* **DIRECTIONS FOR THIS TASK**
Write out the full set of records exactly. Any pictures in them do not belong in the copy.

━━━━━ MATERIAL SHOWN ━━━━━

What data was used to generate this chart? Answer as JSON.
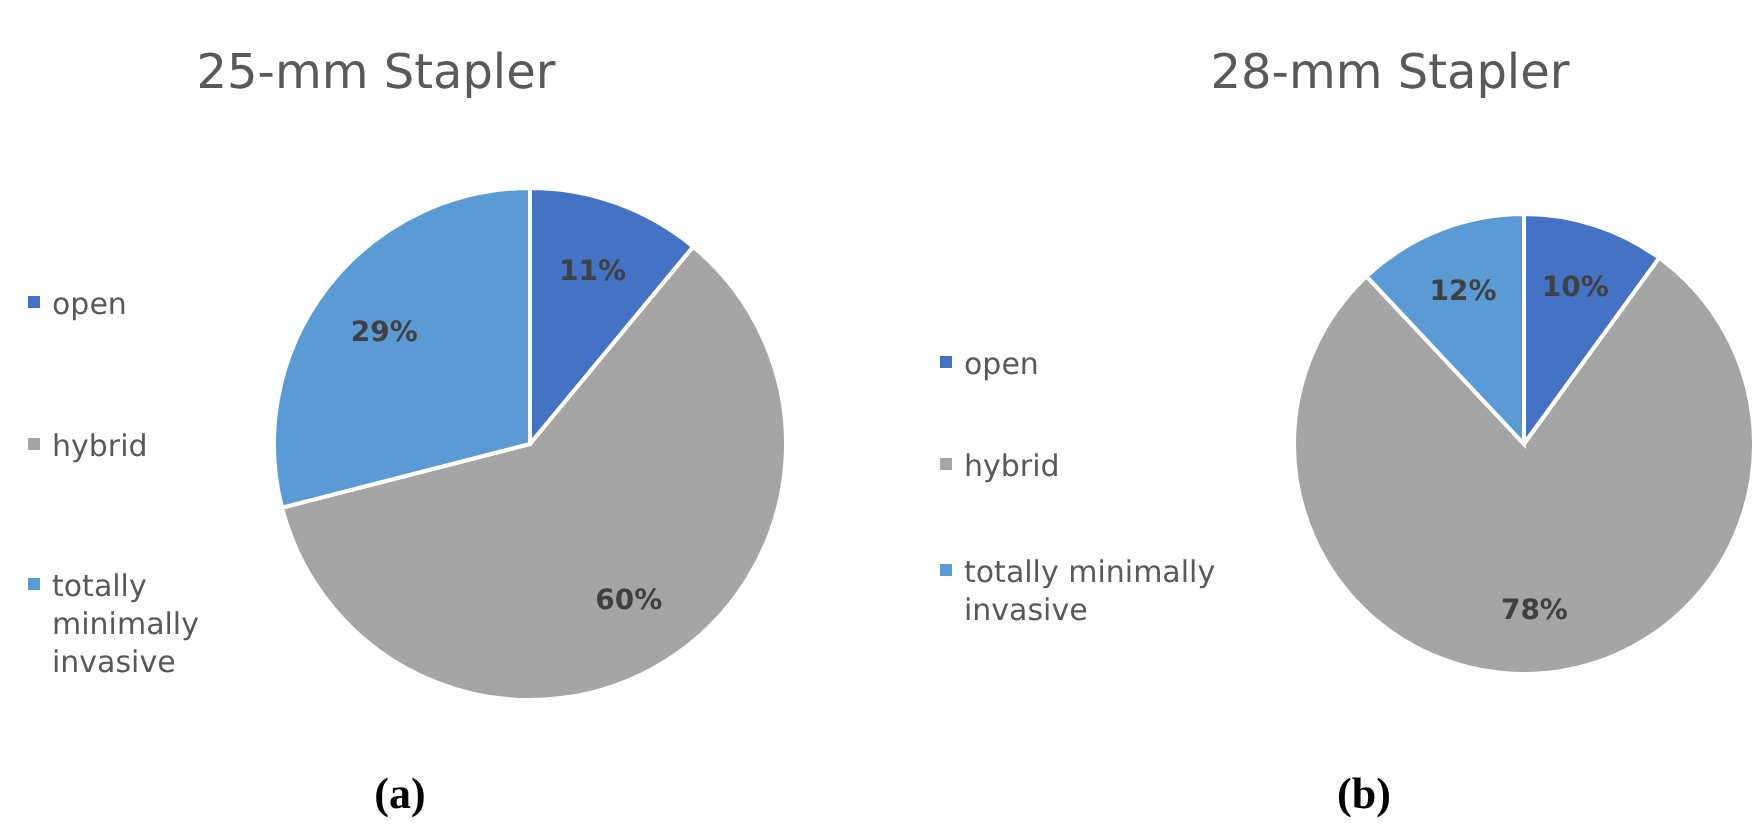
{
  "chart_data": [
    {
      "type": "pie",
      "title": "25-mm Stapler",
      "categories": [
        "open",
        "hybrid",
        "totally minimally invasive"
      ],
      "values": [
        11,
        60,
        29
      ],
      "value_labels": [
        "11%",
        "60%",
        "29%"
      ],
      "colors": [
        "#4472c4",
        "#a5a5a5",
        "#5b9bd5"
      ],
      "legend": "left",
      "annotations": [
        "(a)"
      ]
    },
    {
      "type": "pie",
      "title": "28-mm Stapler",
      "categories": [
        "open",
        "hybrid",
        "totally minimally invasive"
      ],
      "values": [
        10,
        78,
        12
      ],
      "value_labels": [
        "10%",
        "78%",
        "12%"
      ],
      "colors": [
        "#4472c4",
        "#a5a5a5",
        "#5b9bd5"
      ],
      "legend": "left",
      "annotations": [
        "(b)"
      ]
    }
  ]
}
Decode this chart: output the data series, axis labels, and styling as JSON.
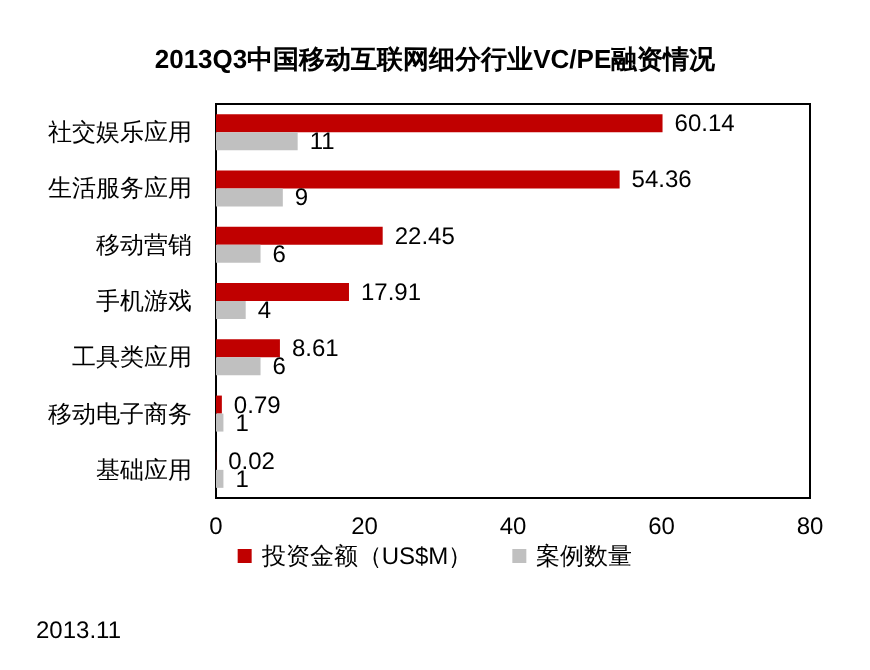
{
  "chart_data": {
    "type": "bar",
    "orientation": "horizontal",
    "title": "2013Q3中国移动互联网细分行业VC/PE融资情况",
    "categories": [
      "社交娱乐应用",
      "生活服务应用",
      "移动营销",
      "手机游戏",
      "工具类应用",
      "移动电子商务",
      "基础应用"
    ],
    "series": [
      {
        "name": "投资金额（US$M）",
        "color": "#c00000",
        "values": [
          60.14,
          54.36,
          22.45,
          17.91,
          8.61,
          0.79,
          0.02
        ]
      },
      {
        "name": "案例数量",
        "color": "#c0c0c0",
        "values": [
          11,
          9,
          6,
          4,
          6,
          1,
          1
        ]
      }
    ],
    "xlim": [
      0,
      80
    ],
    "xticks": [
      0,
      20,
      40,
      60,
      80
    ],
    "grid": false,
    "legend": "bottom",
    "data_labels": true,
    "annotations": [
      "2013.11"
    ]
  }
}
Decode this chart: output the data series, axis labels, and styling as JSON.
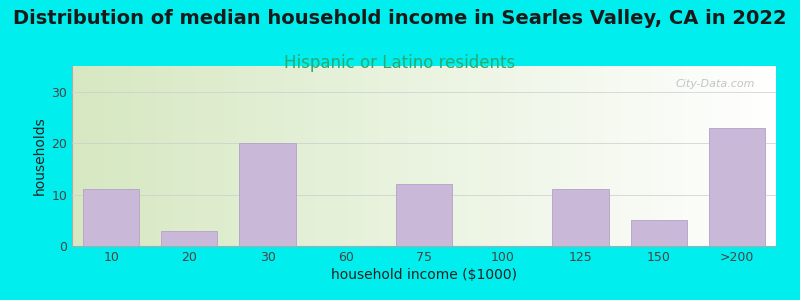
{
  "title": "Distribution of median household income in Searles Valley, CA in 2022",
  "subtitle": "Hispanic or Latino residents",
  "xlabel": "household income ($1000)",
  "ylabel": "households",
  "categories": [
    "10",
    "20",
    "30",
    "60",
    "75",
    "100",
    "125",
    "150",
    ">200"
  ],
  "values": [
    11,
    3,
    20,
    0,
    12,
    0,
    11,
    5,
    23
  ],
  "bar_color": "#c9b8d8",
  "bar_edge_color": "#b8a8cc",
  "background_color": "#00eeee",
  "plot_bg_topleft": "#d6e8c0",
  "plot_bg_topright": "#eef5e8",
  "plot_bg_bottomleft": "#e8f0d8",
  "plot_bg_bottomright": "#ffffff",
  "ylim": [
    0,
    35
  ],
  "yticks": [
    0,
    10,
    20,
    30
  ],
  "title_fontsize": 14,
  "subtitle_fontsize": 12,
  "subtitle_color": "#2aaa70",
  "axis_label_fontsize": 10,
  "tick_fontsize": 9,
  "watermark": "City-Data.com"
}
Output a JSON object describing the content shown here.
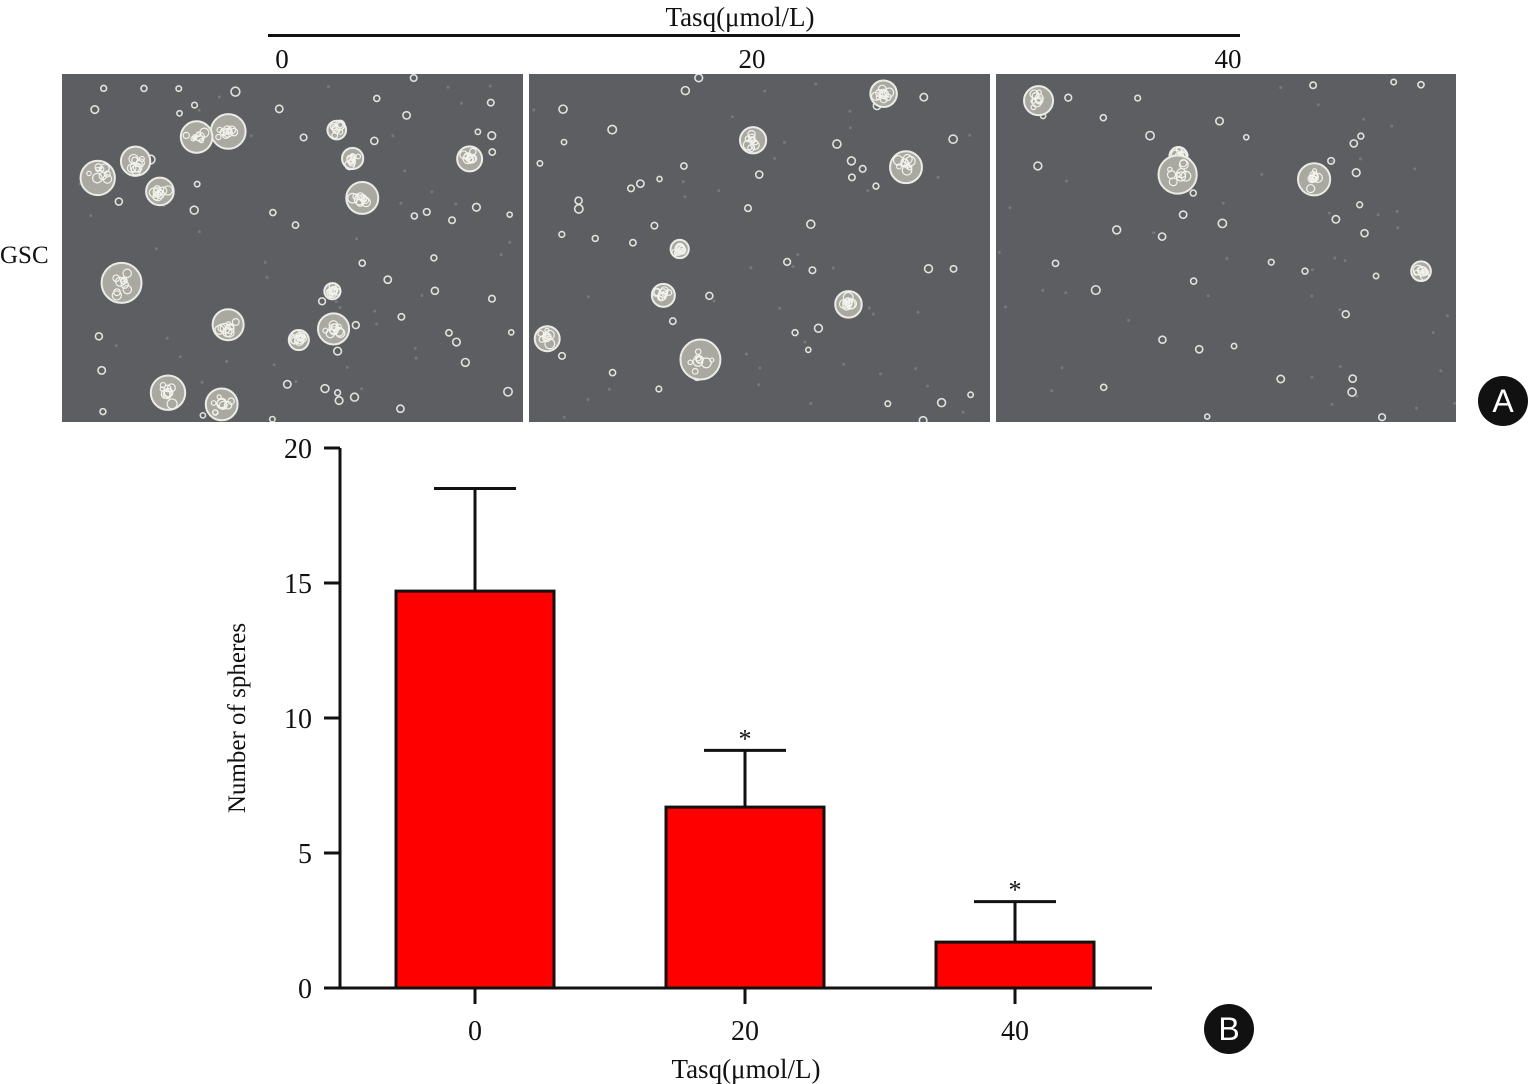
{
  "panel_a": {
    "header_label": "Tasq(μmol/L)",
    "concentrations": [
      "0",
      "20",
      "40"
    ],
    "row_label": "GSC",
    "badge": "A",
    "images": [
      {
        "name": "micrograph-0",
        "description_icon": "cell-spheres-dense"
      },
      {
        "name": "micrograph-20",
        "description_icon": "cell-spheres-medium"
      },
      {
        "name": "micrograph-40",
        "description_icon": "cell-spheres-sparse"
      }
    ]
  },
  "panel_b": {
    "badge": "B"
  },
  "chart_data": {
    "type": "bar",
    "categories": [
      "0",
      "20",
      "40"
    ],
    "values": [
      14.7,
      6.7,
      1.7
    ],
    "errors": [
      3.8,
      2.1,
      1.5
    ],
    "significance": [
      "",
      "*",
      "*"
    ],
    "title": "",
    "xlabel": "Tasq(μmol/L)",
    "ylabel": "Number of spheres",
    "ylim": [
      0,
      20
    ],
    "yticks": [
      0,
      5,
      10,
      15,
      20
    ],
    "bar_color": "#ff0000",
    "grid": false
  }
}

━━━━━

* **RESPONSE TO THE TASK**
What data was used to generate this chart? Answer as JSON.
{
  "chart_data": [
    {
      "type": "pie",
      "title": "25-mm Stapler",
      "categories": [
        "open",
        "hybrid",
        "totally minimally invasive"
      ],
      "values": [
        11,
        60,
        29
      ],
      "value_labels": [
        "11%",
        "60%",
        "29%"
      ],
      "colors": [
        "#4472c4",
        "#a5a5a5",
        "#5b9bd5"
      ],
      "legend": "left",
      "annotations": [
        "(a)"
      ]
    },
    {
      "type": "pie",
      "title": "28-mm Stapler",
      "categories": [
        "open",
        "hybrid",
        "totally minimally invasive"
      ],
      "values": [
        10,
        78,
        12
      ],
      "value_labels": [
        "10%",
        "78%",
        "12%"
      ],
      "colors": [
        "#4472c4",
        "#a5a5a5",
        "#5b9bd5"
      ],
      "legend": "left",
      "annotations": [
        "(b)"
      ]
    }
  ]
}
Decode this chart: output the data series, axis labels, and styling as JSON.
{
  "chart_data": {
    "type": "bar",
    "orientation": "horizontal",
    "title": "2013Q3中国移动互联网细分行业VC/PE融资情况",
    "categories": [
      "社交娱乐应用",
      "生活服务应用",
      "移动营销",
      "手机游戏",
      "工具类应用",
      "移动电子商务",
      "基础应用"
    ],
    "series": [
      {
        "name": "投资金额（US$M）",
        "color": "#c00000",
        "values": [
          60.14,
          54.36,
          22.45,
          17.91,
          8.61,
          0.79,
          0.02
        ]
      },
      {
        "name": "案例数量",
        "color": "#c0c0c0",
        "values": [
          11,
          9,
          6,
          4,
          6,
          1,
          1
        ]
      }
    ],
    "xlim": [
      0,
      80
    ],
    "xticks": [
      0,
      20,
      40,
      60,
      80
    ],
    "grid": false,
    "legend": "bottom",
    "data_labels": true,
    "annotations": [
      "2013.11"
    ]
  }
}
Decode this chart: output the data series, axis labels, and styling as JSON.
{
  "title": "Distribution of median household income in Searles Valley, CA in 2022",
  "subtitle": "Hispanic or Latino residents",
  "xlabel": "household income ($1000)",
  "ylabel": "households",
  "categories": [
    "10",
    "20",
    "30",
    "60",
    "75",
    "100",
    "125",
    "150",
    ">200"
  ],
  "values": [
    11,
    3,
    20,
    0,
    12,
    0,
    11,
    5,
    23
  ],
  "bar_color": "#c9b8d8",
  "bar_edge_color": "#b8a8cc",
  "background_color": "#00eeee",
  "plot_bg_topleft": "#d6e8c0",
  "plot_bg_topright": "#eef5e8",
  "plot_bg_bottomleft": "#e8f0d8",
  "plot_bg_bottomright": "#ffffff",
  "ylim": [
    0,
    35
  ],
  "yticks": [
    0,
    10,
    20,
    30
  ],
  "title_fontsize": 14,
  "subtitle_fontsize": 12,
  "subtitle_color": "#2aaa70",
  "axis_label_fontsize": 10,
  "tick_fontsize": 9,
  "watermark": "City-Data.com"
}
Output a JSON object describing the content shown here.
{
  "panel_a": {
    "header_label": "Tasq(μmol/L)",
    "concentrations": [
      "0",
      "20",
      "40"
    ],
    "row_label": "GSC",
    "badge": "A",
    "images": [
      {
        "name": "micrograph-0",
        "description_icon": "cell-spheres-dense"
      },
      {
        "name": "micrograph-20",
        "description_icon": "cell-spheres-medium"
      },
      {
        "name": "micrograph-40",
        "description_icon": "cell-spheres-sparse"
      }
    ]
  },
  "panel_b": {
    "badge": "B"
  },
  "chart_data": {
    "type": "bar",
    "categories": [
      "0",
      "20",
      "40"
    ],
    "values": [
      14.7,
      6.7,
      1.7
    ],
    "errors": [
      3.8,
      2.1,
      1.5
    ],
    "significance": [
      "",
      "*",
      "*"
    ],
    "title": "",
    "xlabel": "Tasq(μmol/L)",
    "ylabel": "Number of spheres",
    "ylim": [
      0,
      20
    ],
    "yticks": [
      0,
      5,
      10,
      15,
      20
    ],
    "bar_color": "#ff0000",
    "grid": false
  }
}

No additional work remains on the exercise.